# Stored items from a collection
___

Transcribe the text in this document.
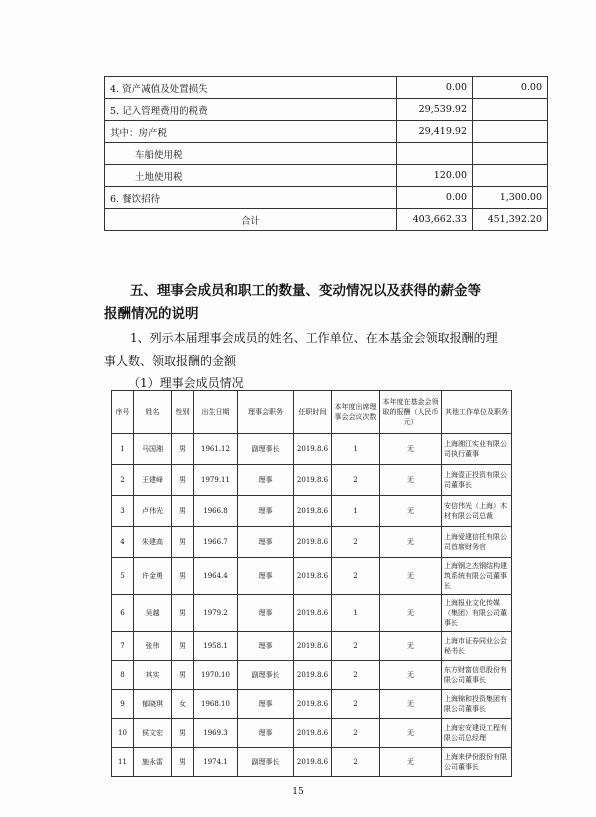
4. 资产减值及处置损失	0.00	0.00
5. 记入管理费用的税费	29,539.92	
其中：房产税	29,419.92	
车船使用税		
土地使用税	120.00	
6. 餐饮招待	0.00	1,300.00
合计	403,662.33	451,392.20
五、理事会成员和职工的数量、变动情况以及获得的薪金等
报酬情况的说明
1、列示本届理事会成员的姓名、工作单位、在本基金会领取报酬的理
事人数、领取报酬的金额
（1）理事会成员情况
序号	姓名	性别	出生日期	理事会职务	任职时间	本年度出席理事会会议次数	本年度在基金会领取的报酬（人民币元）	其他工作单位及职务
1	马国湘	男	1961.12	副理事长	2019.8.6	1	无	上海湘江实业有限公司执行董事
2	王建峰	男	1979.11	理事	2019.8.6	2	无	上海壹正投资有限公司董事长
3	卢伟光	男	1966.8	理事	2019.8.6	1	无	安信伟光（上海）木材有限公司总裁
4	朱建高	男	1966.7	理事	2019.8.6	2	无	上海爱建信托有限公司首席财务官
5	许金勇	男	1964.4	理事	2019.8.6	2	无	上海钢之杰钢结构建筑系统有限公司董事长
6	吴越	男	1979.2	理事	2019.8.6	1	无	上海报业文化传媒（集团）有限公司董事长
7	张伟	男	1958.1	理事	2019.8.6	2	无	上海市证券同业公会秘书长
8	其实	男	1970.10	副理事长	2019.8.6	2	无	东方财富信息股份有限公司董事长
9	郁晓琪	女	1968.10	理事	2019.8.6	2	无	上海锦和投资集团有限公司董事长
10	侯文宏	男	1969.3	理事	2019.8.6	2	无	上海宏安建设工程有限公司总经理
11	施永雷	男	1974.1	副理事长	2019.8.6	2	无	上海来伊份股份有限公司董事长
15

___

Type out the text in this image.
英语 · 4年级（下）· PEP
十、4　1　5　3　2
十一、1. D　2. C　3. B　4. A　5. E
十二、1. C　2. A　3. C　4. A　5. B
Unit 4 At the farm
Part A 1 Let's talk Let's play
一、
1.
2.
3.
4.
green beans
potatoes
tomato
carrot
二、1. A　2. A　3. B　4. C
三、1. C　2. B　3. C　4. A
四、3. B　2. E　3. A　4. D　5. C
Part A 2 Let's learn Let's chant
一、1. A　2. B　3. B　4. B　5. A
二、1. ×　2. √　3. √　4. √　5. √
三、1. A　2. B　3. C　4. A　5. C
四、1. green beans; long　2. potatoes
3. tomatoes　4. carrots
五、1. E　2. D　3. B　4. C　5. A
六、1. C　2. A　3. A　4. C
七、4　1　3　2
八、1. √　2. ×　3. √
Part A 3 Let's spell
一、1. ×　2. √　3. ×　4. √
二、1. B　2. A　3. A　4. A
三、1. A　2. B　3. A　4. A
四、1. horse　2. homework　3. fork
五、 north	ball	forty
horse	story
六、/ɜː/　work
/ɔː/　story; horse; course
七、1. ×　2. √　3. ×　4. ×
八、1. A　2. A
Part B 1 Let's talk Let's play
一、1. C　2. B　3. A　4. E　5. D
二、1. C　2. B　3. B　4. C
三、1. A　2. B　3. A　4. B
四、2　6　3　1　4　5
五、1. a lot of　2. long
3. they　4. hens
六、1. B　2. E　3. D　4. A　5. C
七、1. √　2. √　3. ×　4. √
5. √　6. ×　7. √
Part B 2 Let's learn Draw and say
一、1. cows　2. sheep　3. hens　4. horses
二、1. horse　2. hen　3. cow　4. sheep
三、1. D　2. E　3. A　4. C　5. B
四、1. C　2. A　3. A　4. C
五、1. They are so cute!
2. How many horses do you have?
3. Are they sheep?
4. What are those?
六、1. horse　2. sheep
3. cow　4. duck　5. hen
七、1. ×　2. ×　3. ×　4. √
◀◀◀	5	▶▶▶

___

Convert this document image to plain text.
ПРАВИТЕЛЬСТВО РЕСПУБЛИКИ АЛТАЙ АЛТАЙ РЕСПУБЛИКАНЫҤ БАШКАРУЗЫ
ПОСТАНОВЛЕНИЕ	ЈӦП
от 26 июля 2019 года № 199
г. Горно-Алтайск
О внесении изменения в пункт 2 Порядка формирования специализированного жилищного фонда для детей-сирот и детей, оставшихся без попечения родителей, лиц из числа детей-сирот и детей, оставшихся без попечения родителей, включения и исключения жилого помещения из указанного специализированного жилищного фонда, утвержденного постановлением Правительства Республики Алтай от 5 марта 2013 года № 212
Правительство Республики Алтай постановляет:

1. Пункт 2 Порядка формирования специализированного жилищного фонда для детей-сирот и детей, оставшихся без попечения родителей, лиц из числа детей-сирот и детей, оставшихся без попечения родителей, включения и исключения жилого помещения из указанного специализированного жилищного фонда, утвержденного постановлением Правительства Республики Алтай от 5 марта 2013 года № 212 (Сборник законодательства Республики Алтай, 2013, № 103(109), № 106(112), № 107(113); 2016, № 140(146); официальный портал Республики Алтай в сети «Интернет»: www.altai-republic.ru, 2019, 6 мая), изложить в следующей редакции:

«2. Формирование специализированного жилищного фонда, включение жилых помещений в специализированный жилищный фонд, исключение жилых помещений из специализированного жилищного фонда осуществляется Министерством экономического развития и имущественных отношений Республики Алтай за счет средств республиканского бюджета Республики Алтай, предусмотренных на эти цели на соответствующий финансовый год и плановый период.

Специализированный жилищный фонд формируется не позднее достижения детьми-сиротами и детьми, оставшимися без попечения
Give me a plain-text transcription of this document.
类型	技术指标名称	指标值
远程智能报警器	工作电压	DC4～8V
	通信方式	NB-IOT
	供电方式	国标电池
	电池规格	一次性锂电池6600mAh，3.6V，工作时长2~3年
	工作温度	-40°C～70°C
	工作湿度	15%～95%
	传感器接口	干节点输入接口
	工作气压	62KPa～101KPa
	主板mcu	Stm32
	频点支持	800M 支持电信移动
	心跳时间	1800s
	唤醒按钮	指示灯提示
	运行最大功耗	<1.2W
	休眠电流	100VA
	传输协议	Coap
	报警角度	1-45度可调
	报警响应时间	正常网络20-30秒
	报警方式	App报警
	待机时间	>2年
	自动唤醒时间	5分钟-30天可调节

___

# Problem details
Show all lines in the entries above where the word "числа" appears.

# Response to the exercise
О внесении изменения в пункт 2 Порядка формирования специализированного жилищного фонда для детей-сирот и детей, оставшихся без попечения родителей, лиц из числа детей-сирот и детей, оставшихся без попечения родителей, включения и исключения жилого помещения из указанного специализированного жилищного фонда, утвержденного постановлением Правительства Республики Алтай от 5 марта 2013 года № 212
1. Пункт 2 Порядка формирования специализированного жилищного фонда для детей-сирот и детей, оставшихся без попечения родителей, лиц из числа детей-сирот и детей, оставшихся без попечения родителей, включения и исключения жилого помещения из указанного специализированного жилищного фонда, утвержденного постановлением Правительства Республики Алтай от 5 марта 2013 года № 212 (Сборник законодательства Республики Алтай, 2013, № 103(109), № 106(112), № 107(113); 2016, № 140(146); официальный портал Республики Алтай в сети «Интернет»: www.altai-republic.ru, 2019, 6 мая), изложить в следующей редакции:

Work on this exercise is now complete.